- Task directions
Copy the items verbatim from their first line up to and including the line that contains "slide-title: What are".

[Layout element annotations]
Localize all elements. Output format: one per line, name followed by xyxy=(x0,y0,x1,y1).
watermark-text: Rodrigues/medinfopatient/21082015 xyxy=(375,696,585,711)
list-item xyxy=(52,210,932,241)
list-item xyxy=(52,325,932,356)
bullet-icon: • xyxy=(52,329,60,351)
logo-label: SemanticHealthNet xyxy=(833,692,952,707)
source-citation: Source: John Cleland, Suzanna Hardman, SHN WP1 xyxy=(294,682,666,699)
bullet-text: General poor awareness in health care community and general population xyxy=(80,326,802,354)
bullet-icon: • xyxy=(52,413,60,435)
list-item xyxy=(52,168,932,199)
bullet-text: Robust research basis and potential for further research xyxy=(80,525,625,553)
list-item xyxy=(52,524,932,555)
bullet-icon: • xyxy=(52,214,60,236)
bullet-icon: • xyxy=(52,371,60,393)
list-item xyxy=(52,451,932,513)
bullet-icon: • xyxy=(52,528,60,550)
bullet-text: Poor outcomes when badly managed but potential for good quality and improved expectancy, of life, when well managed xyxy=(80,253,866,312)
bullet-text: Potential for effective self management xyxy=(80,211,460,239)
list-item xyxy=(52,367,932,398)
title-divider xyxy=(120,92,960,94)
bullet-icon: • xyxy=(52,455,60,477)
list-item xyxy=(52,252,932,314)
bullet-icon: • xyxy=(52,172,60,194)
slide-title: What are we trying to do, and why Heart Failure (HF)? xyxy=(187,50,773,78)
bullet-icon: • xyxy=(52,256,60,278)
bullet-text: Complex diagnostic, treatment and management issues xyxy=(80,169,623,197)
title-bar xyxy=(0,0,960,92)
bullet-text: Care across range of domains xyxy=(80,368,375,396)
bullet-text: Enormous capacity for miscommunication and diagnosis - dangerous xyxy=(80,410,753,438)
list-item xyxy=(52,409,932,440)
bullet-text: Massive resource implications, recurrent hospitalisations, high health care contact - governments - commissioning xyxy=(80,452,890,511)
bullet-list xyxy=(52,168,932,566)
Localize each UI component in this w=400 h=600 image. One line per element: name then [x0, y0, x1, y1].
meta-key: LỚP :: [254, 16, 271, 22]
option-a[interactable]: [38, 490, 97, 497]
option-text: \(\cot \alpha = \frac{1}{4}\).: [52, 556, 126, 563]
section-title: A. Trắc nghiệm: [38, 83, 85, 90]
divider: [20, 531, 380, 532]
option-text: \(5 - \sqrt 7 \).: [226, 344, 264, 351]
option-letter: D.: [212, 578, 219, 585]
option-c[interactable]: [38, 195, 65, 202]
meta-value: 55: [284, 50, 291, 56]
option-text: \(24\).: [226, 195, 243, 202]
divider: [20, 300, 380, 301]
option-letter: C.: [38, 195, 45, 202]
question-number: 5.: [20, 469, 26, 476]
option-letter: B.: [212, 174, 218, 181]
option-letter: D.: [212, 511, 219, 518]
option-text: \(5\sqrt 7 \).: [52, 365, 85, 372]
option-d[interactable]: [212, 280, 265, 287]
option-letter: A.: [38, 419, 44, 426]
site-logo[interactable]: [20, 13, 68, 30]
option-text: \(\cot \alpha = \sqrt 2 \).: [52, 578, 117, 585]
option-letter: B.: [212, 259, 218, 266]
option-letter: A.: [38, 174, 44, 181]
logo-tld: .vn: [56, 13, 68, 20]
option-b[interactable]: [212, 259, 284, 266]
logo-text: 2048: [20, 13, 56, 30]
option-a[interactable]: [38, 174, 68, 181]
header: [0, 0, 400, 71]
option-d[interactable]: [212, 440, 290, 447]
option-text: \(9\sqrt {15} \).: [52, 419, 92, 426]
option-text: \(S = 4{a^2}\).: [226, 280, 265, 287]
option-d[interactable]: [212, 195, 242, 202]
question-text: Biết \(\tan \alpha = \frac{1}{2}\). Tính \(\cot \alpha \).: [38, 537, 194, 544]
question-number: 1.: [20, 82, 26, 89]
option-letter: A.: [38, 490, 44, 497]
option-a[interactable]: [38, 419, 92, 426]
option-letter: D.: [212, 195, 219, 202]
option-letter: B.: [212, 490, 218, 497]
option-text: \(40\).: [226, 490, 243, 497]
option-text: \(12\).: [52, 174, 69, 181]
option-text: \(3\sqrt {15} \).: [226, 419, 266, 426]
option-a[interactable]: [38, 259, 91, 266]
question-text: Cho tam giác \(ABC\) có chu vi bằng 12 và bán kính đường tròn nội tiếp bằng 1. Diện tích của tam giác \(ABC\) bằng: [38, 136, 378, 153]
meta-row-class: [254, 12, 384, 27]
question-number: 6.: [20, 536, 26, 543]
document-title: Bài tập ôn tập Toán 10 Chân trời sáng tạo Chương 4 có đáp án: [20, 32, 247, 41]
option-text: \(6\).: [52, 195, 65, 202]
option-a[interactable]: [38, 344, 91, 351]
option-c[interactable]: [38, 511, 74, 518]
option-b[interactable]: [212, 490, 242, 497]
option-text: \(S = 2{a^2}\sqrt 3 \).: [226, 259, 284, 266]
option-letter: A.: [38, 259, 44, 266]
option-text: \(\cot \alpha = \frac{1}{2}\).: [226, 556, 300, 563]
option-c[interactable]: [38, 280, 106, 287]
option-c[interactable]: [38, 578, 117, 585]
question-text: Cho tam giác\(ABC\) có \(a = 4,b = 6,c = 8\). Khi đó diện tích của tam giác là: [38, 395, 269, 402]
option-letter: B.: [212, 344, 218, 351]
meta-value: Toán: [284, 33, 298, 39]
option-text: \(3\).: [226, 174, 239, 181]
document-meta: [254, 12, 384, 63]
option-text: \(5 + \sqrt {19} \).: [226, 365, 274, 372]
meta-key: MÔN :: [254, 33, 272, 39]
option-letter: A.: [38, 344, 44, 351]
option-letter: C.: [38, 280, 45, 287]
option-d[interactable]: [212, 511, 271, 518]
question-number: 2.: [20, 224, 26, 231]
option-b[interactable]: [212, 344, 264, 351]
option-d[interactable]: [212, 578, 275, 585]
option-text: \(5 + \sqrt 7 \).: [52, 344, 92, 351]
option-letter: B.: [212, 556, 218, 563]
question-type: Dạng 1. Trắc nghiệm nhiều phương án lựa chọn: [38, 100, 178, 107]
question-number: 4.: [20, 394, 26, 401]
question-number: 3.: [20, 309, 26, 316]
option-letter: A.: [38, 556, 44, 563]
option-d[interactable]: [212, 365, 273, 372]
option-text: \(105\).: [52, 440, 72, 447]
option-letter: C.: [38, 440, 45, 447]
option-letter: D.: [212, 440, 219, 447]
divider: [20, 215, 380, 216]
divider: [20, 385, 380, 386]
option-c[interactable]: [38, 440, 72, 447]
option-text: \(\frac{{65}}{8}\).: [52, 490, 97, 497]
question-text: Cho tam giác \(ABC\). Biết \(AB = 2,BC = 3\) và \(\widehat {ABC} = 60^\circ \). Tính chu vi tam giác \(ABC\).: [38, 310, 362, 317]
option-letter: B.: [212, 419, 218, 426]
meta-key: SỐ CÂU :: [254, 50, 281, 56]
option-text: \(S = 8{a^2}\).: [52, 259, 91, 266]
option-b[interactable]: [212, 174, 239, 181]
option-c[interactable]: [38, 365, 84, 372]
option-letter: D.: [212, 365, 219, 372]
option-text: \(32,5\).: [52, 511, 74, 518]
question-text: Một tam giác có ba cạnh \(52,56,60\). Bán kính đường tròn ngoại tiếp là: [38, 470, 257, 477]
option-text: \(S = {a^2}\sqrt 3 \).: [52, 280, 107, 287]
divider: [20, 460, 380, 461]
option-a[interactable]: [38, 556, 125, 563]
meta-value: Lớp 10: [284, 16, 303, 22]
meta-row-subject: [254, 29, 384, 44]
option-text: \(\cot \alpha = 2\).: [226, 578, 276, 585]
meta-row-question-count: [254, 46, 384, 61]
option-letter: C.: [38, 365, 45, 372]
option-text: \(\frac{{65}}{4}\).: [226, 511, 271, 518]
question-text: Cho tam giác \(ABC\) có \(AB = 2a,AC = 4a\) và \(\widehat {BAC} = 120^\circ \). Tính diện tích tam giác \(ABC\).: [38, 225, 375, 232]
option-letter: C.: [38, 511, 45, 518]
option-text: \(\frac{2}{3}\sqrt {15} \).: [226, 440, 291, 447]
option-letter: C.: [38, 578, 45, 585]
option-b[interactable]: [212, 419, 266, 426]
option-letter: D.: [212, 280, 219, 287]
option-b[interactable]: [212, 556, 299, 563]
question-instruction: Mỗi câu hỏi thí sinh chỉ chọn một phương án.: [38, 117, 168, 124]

- Solution to the exercise
Localize all elements. Output format: one per line, name followed by xyxy=(x0,y0,x1,y1).
watermark-text: Rodrigues/medinfopatient/21082015 xyxy=(375,696,585,711)
list-item xyxy=(52,210,932,241)
list-item xyxy=(52,325,932,356)
bullet-icon: • xyxy=(52,329,60,351)
logo-label: SemanticHealthNet xyxy=(833,692,952,707)
source-citation: Source: John Cleland, Suzanna Hardman, SHN WP1 xyxy=(294,682,666,699)
bullet-text: General poor awareness in health care community and general population xyxy=(80,326,802,354)
bullet-icon: • xyxy=(52,413,60,435)
list-item xyxy=(52,168,932,199)
bullet-text: Robust research basis and potential for further research xyxy=(80,525,625,553)
list-item xyxy=(52,524,932,555)
bullet-icon: • xyxy=(52,214,60,236)
bullet-icon: • xyxy=(52,371,60,393)
list-item xyxy=(52,451,932,513)
bullet-icon: • xyxy=(52,528,60,550)
bullet-text: Poor outcomes when badly managed but potential for good quality and improved expectancy, of life, when well managed xyxy=(80,253,866,312)
bullet-text: Potential for effective self management xyxy=(80,211,460,239)
list-item xyxy=(52,367,932,398)
title-divider xyxy=(120,92,960,94)
bullet-icon: • xyxy=(52,455,60,477)
list-item xyxy=(52,252,932,314)
bullet-icon: • xyxy=(52,172,60,194)
slide-title: What are we trying to do, and why Heart Failure (HF)? xyxy=(187,50,773,78)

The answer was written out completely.